◆ **AIM OF THE EXERCISE**
Show every line of the records below that contains the word "TTOF".

◆ **EXCERPTED RECORDS**
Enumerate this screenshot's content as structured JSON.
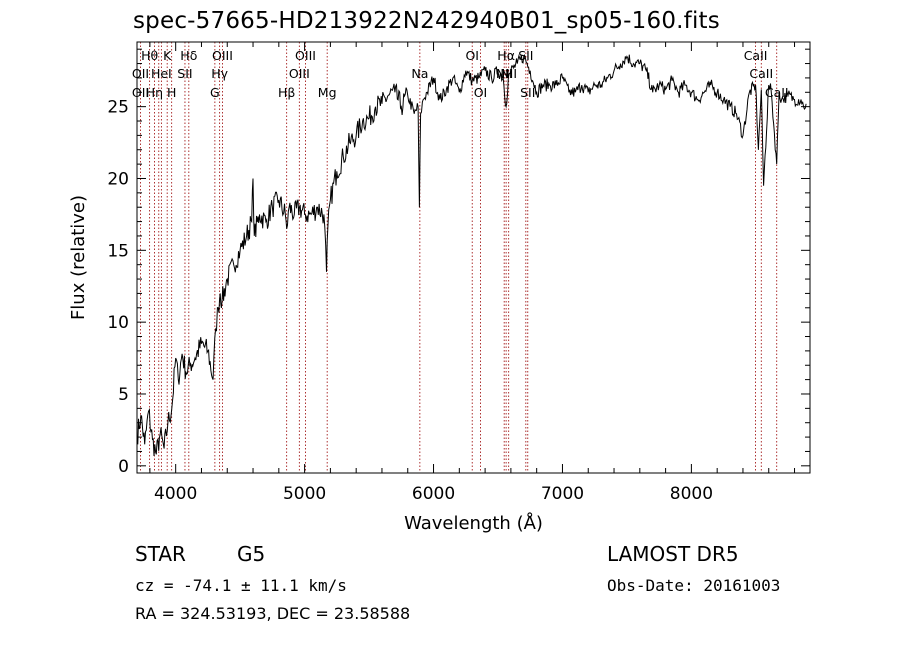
{
  "title": "spec-57665-HD213922N242940B01_sp05-160.fits",
  "info": {
    "class_left": "STAR",
    "subclass": "G5",
    "release": "LAMOST DR5",
    "cz": "cz = -74.1 ± 11.1 km/s",
    "obs_date": "Obs-Date: 20161003",
    "radec": "RA = 324.53193, DEC =  23.58588"
  },
  "colors": {
    "spectrum": "#000000",
    "lines": "#990000"
  },
  "chart_data": {
    "type": "line",
    "title": "spec-57665-HD213922N242940B01_sp05-160.fits",
    "xlabel": "Wavelength (Å)",
    "ylabel": "Flux (relative)",
    "xlim": [
      3700,
      8920
    ],
    "ylim": [
      -0.5,
      29.5
    ],
    "xticks": [
      4000,
      5000,
      6000,
      7000,
      8000
    ],
    "yticks": [
      0,
      5,
      10,
      15,
      20,
      25
    ],
    "series": [
      {
        "x": [
          3700,
          3730,
          3760,
          3790,
          3820,
          3850,
          3880,
          3910,
          3940,
          3970,
          4000,
          4020,
          4050,
          4080,
          4110,
          4150,
          4200,
          4250,
          4290,
          4310,
          4330,
          4345,
          4360,
          4400,
          4450,
          4500,
          4550,
          4590,
          4600,
          4610,
          4650,
          4700,
          4750,
          4800,
          4850,
          4861,
          4880,
          4920,
          4960,
          5000,
          5050,
          5100,
          5150,
          5170,
          5180,
          5200,
          5250,
          5300,
          5350,
          5400,
          5450,
          5500,
          5550,
          5600,
          5650,
          5700,
          5750,
          5800,
          5850,
          5880,
          5890,
          5900,
          5920,
          5950,
          6000,
          6050,
          6100,
          6150,
          6200,
          6250,
          6300,
          6350,
          6400,
          6450,
          6500,
          6540,
          6563,
          6580,
          6600,
          6650,
          6700,
          6750,
          6800,
          6850,
          6900,
          6950,
          7000,
          7050,
          7100,
          7150,
          7200,
          7250,
          7300,
          7350,
          7400,
          7450,
          7500,
          7550,
          7600,
          7650,
          7700,
          7750,
          7800,
          7850,
          7900,
          7950,
          8000,
          8050,
          8100,
          8150,
          8200,
          8250,
          8300,
          8350,
          8400,
          8450,
          8498,
          8520,
          8542,
          8560,
          8600,
          8620,
          8662,
          8680,
          8700,
          8750,
          8800,
          8850,
          8870,
          8890
        ],
        "y": [
          2.0,
          3.5,
          1.5,
          3.8,
          1.8,
          0.8,
          2.2,
          1.2,
          3.0,
          4.0,
          7.5,
          6.0,
          7.8,
          6.5,
          7.0,
          7.5,
          8.5,
          8.0,
          6.0,
          9.5,
          11.0,
          12.0,
          11.5,
          13.0,
          14.0,
          15.0,
          16.0,
          17.0,
          20.0,
          16.0,
          17.5,
          17.0,
          18.0,
          18.5,
          17.5,
          16.5,
          18.0,
          17.5,
          18.0,
          17.5,
          17.5,
          18.0,
          17.5,
          13.5,
          16.5,
          18.5,
          20.5,
          21.5,
          22.5,
          23.0,
          24.0,
          24.2,
          25.0,
          25.2,
          25.8,
          26.0,
          25.0,
          25.8,
          24.5,
          25.0,
          18.0,
          24.5,
          25.5,
          26.0,
          27.0,
          25.5,
          26.2,
          27.0,
          26.0,
          27.5,
          26.8,
          27.0,
          27.5,
          27.0,
          27.5,
          27.0,
          25.0,
          27.0,
          27.5,
          28.0,
          28.5,
          27.5,
          26.0,
          26.5,
          26.5,
          26.5,
          27.0,
          26.0,
          26.0,
          26.5,
          26.0,
          26.5,
          26.5,
          27.0,
          27.5,
          28.0,
          28.5,
          28.0,
          28.0,
          27.5,
          26.0,
          26.5,
          26.2,
          26.8,
          26.0,
          26.5,
          26.0,
          25.5,
          26.0,
          26.5,
          26.0,
          25.5,
          25.0,
          24.5,
          23.0,
          26.0,
          26.5,
          22.0,
          26.2,
          19.5,
          26.5,
          26.0,
          21.0,
          26.0,
          25.5,
          25.8,
          25.5,
          25.5,
          25.0,
          25.2
        ]
      }
    ],
    "line_markers": [
      {
        "x": 3727,
        "labels": [
          "OII"
        ]
      },
      {
        "x": 3798,
        "labels": [
          "Hθ"
        ]
      },
      {
        "x": 3835,
        "labels": [
          "Hη"
        ]
      },
      {
        "x": 3869,
        "labels": [
          "NeIII"
        ]
      },
      {
        "x": 3889,
        "labels": [
          "HeI"
        ]
      },
      {
        "x": 3934,
        "labels": [
          "K"
        ]
      },
      {
        "x": 3969,
        "labels": [
          "H"
        ]
      },
      {
        "x": 4072,
        "labels": [
          "SII"
        ]
      },
      {
        "x": 4102,
        "labels": [
          "Hδ"
        ]
      },
      {
        "x": 4304,
        "labels": [
          "G"
        ]
      },
      {
        "x": 4341,
        "labels": [
          "Hγ"
        ]
      },
      {
        "x": 4363,
        "labels": [
          "OIII"
        ]
      },
      {
        "x": 4861,
        "labels": [
          "Hβ"
        ]
      },
      {
        "x": 4959,
        "labels": [
          "OIII"
        ]
      },
      {
        "x": 5007,
        "labels": [
          "OIII"
        ]
      },
      {
        "x": 5175,
        "labels": [
          "Mg"
        ]
      },
      {
        "x": 5894,
        "labels": [
          "Na"
        ]
      },
      {
        "x": 6300,
        "labels": [
          "OI"
        ]
      },
      {
        "x": 6364,
        "labels": [
          "OI"
        ]
      },
      {
        "x": 6548,
        "labels": [
          "NII"
        ]
      },
      {
        "x": 6563,
        "labels": [
          "Hα"
        ]
      },
      {
        "x": 6583,
        "labels": [
          "NII"
        ]
      },
      {
        "x": 6716,
        "labels": [
          "SII"
        ]
      },
      {
        "x": 6731,
        "labels": [
          "SII"
        ]
      },
      {
        "x": 8498,
        "labels": [
          "CaII"
        ]
      },
      {
        "x": 8542,
        "labels": [
          "CaII"
        ]
      },
      {
        "x": 8662,
        "labels": [
          "CaII"
        ]
      }
    ]
  }
}
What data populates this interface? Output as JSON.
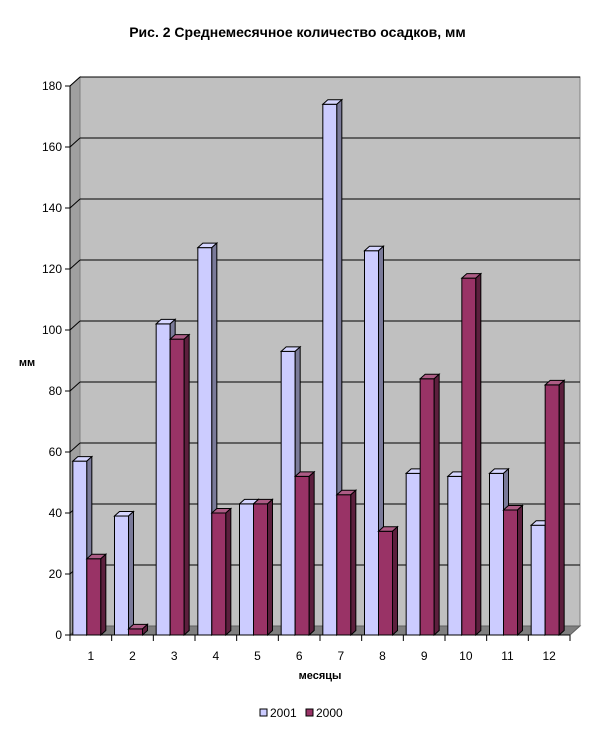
{
  "chart_data": {
    "type": "bar",
    "title": "Рис. 2 Среднемесячное количество осадков, мм",
    "xlabel": "месяцы",
    "ylabel": "мм",
    "ylim": [
      0,
      180
    ],
    "yticks": [
      0,
      20,
      40,
      60,
      80,
      100,
      120,
      140,
      160,
      180
    ],
    "categories": [
      "1",
      "2",
      "3",
      "4",
      "5",
      "6",
      "7",
      "8",
      "9",
      "10",
      "11",
      "12"
    ],
    "series": [
      {
        "name": "2001",
        "color": "#CCCCFF",
        "values": [
          57,
          39,
          102,
          127,
          43,
          93,
          174,
          126,
          53,
          52,
          53,
          36
        ]
      },
      {
        "name": "2000",
        "color": "#993366",
        "values": [
          25,
          2,
          97,
          40,
          43,
          52,
          46,
          34,
          84,
          117,
          41,
          82
        ]
      }
    ],
    "grid": true,
    "plot_background": "#C0C0C0",
    "legend_position": "bottom",
    "style": "3d-bar"
  }
}
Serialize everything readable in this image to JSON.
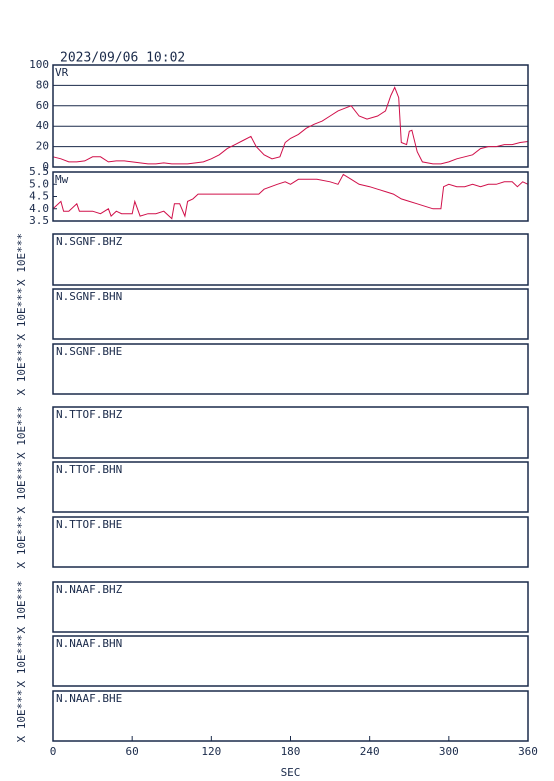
{
  "chart_data": [
    {
      "type": "line",
      "title": "2023/09/06 10:02",
      "ylabel": "VR",
      "color": "#d0104a",
      "grid": true,
      "ylim": [
        0,
        100
      ],
      "yticks": [
        0,
        20,
        40,
        60,
        80,
        100
      ],
      "x": [
        0,
        6,
        12,
        18,
        24,
        30,
        36,
        42,
        48,
        54,
        60,
        66,
        72,
        78,
        84,
        90,
        96,
        102,
        108,
        114,
        120,
        126,
        132,
        138,
        144,
        150,
        154,
        160,
        166,
        172,
        176,
        180,
        186,
        192,
        198,
        204,
        210,
        216,
        222,
        226,
        232,
        238,
        246,
        252,
        256,
        259,
        262,
        264,
        268,
        270,
        272,
        276,
        280,
        288,
        294,
        300,
        306,
        312,
        318,
        324,
        330,
        336,
        342,
        348,
        354,
        360
      ],
      "values": [
        10,
        8,
        5,
        5,
        6,
        10,
        10,
        5,
        6,
        6,
        5,
        4,
        3,
        3,
        4,
        3,
        3,
        3,
        4,
        5,
        8,
        12,
        18,
        22,
        26,
        30,
        20,
        12,
        8,
        10,
        24,
        28,
        32,
        38,
        42,
        45,
        50,
        55,
        58,
        60,
        50,
        47,
        50,
        55,
        70,
        78,
        68,
        24,
        22,
        35,
        36,
        15,
        5,
        3,
        3,
        5,
        8,
        10,
        12,
        18,
        20,
        20,
        22,
        22,
        24,
        25
      ]
    },
    {
      "type": "line",
      "ylabel": "Mw",
      "color": "#d0104a",
      "grid": false,
      "ylim": [
        3.5,
        5.5
      ],
      "yticks": [
        3.5,
        {
          "value": 4,
          "label": "4.0"
        },
        4.5,
        {
          "value": 5,
          "label": "5.0"
        },
        5.5
      ],
      "x": [
        0,
        6,
        8,
        12,
        18,
        20,
        30,
        36,
        42,
        44,
        48,
        52,
        60,
        62,
        66,
        72,
        78,
        84,
        90,
        92,
        96,
        100,
        102,
        106,
        110,
        120,
        130,
        140,
        150,
        156,
        160,
        170,
        176,
        180,
        186,
        190,
        200,
        210,
        216,
        220,
        226,
        232,
        240,
        246,
        252,
        258,
        264,
        270,
        276,
        282,
        288,
        294,
        296,
        300,
        306,
        312,
        318,
        324,
        330,
        336,
        342,
        348,
        352,
        356,
        360
      ],
      "values": [
        4.0,
        4.3,
        3.9,
        3.9,
        4.2,
        3.9,
        3.9,
        3.8,
        4.0,
        3.7,
        3.9,
        3.8,
        3.8,
        4.3,
        3.7,
        3.8,
        3.8,
        3.9,
        3.6,
        4.2,
        4.2,
        3.7,
        4.3,
        4.4,
        4.6,
        4.6,
        4.6,
        4.6,
        4.6,
        4.6,
        4.8,
        5.0,
        5.1,
        5.0,
        5.2,
        5.2,
        5.2,
        5.1,
        5.0,
        5.4,
        5.2,
        5.0,
        4.9,
        4.8,
        4.7,
        4.6,
        4.4,
        4.3,
        4.2,
        4.1,
        4.0,
        4.0,
        4.9,
        5.0,
        4.9,
        4.9,
        5.0,
        4.9,
        5.0,
        5.0,
        5.1,
        5.1,
        4.9,
        5.1,
        5.0
      ]
    },
    {
      "type": "waveform",
      "title": "N.SGNF.BHZ",
      "ylabel": "X 10E***"
    },
    {
      "type": "waveform",
      "title": "N.SGNF.BHN",
      "ylabel": "X 10E***"
    },
    {
      "type": "waveform",
      "title": "N.SGNF.BHE",
      "ylabel": "X 10E***"
    },
    {
      "type": "waveform",
      "title": "N.TTOF.BHZ",
      "ylabel": "X 10E***"
    },
    {
      "type": "waveform",
      "title": "N.TTOF.BHN",
      "ylabel": "X 10E***"
    },
    {
      "type": "waveform",
      "title": "N.TTOF.BHE",
      "ylabel": "X 10E***"
    },
    {
      "type": "waveform",
      "title": "N.NAAF.BHZ",
      "ylabel": "X 10E***"
    },
    {
      "type": "waveform",
      "title": "N.NAAF.BHN",
      "ylabel": "X 10E***"
    },
    {
      "type": "waveform",
      "title": "N.NAAF.BHE",
      "ylabel": "X 10E***",
      "xlabel": "SEC",
      "xlim": [
        0,
        360
      ],
      "xticks": [
        0,
        60,
        120,
        180,
        240,
        300,
        360
      ]
    }
  ]
}
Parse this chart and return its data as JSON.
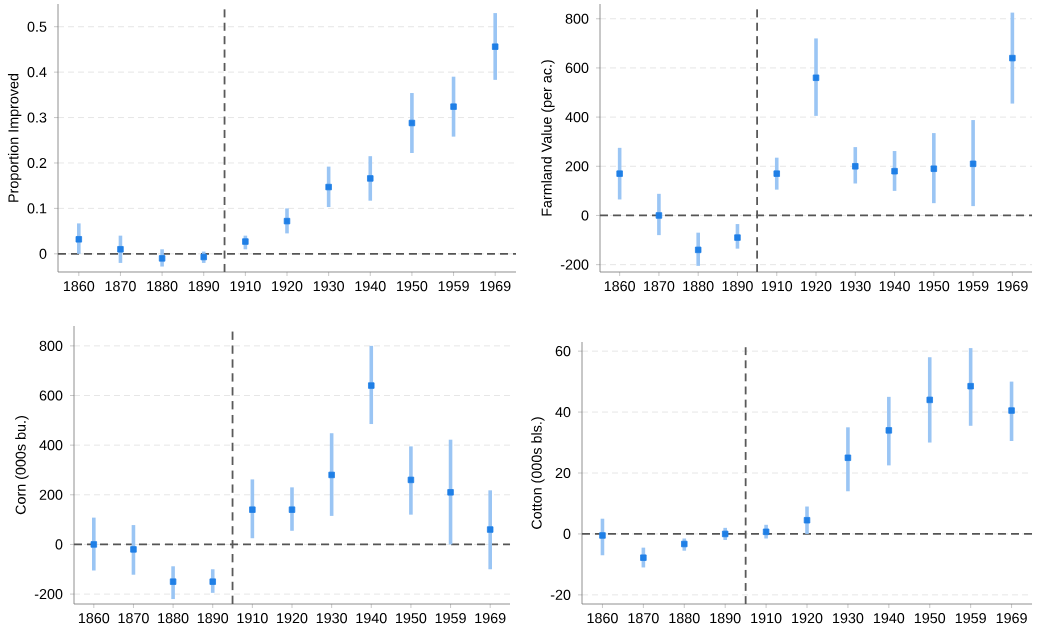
{
  "chart_data": [
    {
      "type": "scatter",
      "ylabel": "Proportion Improved",
      "categories": [
        "1860",
        "1870",
        "1880",
        "1890",
        "1910",
        "1920",
        "1930",
        "1940",
        "1950",
        "1959",
        "1969"
      ],
      "marker": "square",
      "grid": "y",
      "ylim": [
        -0.04,
        0.55
      ],
      "yticks": [
        0,
        0.1,
        0.2,
        0.3,
        0.4,
        0.5
      ],
      "series": [
        {
          "color": "#1f7fe6",
          "values": [
            0.032,
            0.01,
            -0.01,
            -0.007,
            0.027,
            0.072,
            0.147,
            0.166,
            0.288,
            0.324,
            0.456
          ],
          "errors": [
            [
              0.0,
              0.067
            ],
            [
              -0.02,
              0.04
            ],
            [
              -0.028,
              0.01
            ],
            [
              -0.02,
              0.005
            ],
            [
              0.01,
              0.04
            ],
            [
              0.045,
              0.1
            ],
            [
              0.103,
              0.192
            ],
            [
              0.117,
              0.215
            ],
            [
              0.222,
              0.354
            ],
            [
              0.258,
              0.39
            ],
            [
              0.383,
              0.53
            ]
          ]
        }
      ],
      "ref_lines": [
        {
          "axis": "y",
          "value": 0,
          "color": "#555555",
          "line_style": "dashed"
        }
      ]
    },
    {
      "type": "scatter",
      "ylabel": "Farmland Value (per ac.)",
      "categories": [
        "1860",
        "1870",
        "1880",
        "1890",
        "1910",
        "1920",
        "1930",
        "1940",
        "1950",
        "1959",
        "1969"
      ],
      "marker": "square",
      "grid": "y",
      "ylim": [
        -230,
        860
      ],
      "yticks": [
        -200,
        0,
        200,
        400,
        600,
        800
      ],
      "series": [
        {
          "color": "#1f7fe6",
          "values": [
            170,
            0,
            -140,
            -90,
            170,
            560,
            200,
            180,
            190,
            210,
            640
          ],
          "errors": [
            [
              65,
              275
            ],
            [
              -80,
              88
            ],
            [
              -205,
              -70
            ],
            [
              -135,
              -35
            ],
            [
              105,
              235
            ],
            [
              405,
              720
            ],
            [
              130,
              278
            ],
            [
              100,
              262
            ],
            [
              50,
              335
            ],
            [
              38,
              388
            ],
            [
              455,
              825
            ]
          ]
        }
      ],
      "ref_lines": [
        {
          "axis": "y",
          "value": 0,
          "color": "#555555",
          "line_style": "dashed"
        }
      ]
    },
    {
      "type": "scatter",
      "ylabel": "Corn (000s bu.)",
      "categories": [
        "1860",
        "1870",
        "1880",
        "1890",
        "1910",
        "1920",
        "1930",
        "1940",
        "1950",
        "1959",
        "1969"
      ],
      "marker": "square",
      "grid": "y",
      "ylim": [
        -240,
        880
      ],
      "yticks": [
        -200,
        0,
        200,
        400,
        600,
        800
      ],
      "series": [
        {
          "color": "#1f7fe6",
          "values": [
            0,
            -20,
            -150,
            -150,
            140,
            140,
            280,
            640,
            260,
            210,
            60
          ],
          "errors": [
            [
              -105,
              108
            ],
            [
              -122,
              78
            ],
            [
              -220,
              -88
            ],
            [
              -195,
              -100
            ],
            [
              25,
              262
            ],
            [
              55,
              230
            ],
            [
              115,
              448
            ],
            [
              485,
              800
            ],
            [
              120,
              395
            ],
            [
              0,
              422
            ],
            [
              -100,
              218
            ]
          ]
        }
      ],
      "ref_lines": [
        {
          "axis": "y",
          "value": 0,
          "color": "#555555",
          "line_style": "dashed"
        }
      ]
    },
    {
      "type": "scatter",
      "ylabel": "Cotton (000s bls.)",
      "categories": [
        "1860",
        "1870",
        "1880",
        "1890",
        "1910",
        "1920",
        "1930",
        "1940",
        "1950",
        "1959",
        "1969"
      ],
      "marker": "square",
      "grid": "y",
      "ylim": [
        -23,
        63
      ],
      "yticks": [
        -20,
        0,
        20,
        40,
        60
      ],
      "series": [
        {
          "color": "#1f7fe6",
          "values": [
            -0.5,
            -7.8,
            -3.3,
            0,
            0.7,
            4.5,
            25,
            34,
            44,
            48.5,
            40.5
          ],
          "errors": [
            [
              -7,
              5
            ],
            [
              -11,
              -4.5
            ],
            [
              -5.5,
              -1.5
            ],
            [
              -2,
              2
            ],
            [
              -1.5,
              3
            ],
            [
              0,
              9
            ],
            [
              14,
              35
            ],
            [
              22.5,
              45
            ],
            [
              30,
              58
            ],
            [
              35.5,
              61
            ],
            [
              30.5,
              50
            ]
          ]
        }
      ],
      "ref_lines": [
        {
          "axis": "y",
          "value": 0,
          "color": "#555555",
          "line_style": "dashed"
        }
      ]
    }
  ]
}
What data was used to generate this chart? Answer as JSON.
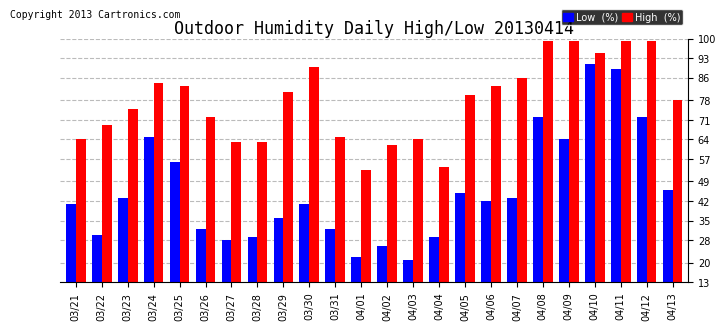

◆ **OUTPUT OF THE EXERCISE**
      "title": "N.TTOF.BHZ",
      "title": "N.TTOF.BHN",
      "title": "N.TTOF.BHE",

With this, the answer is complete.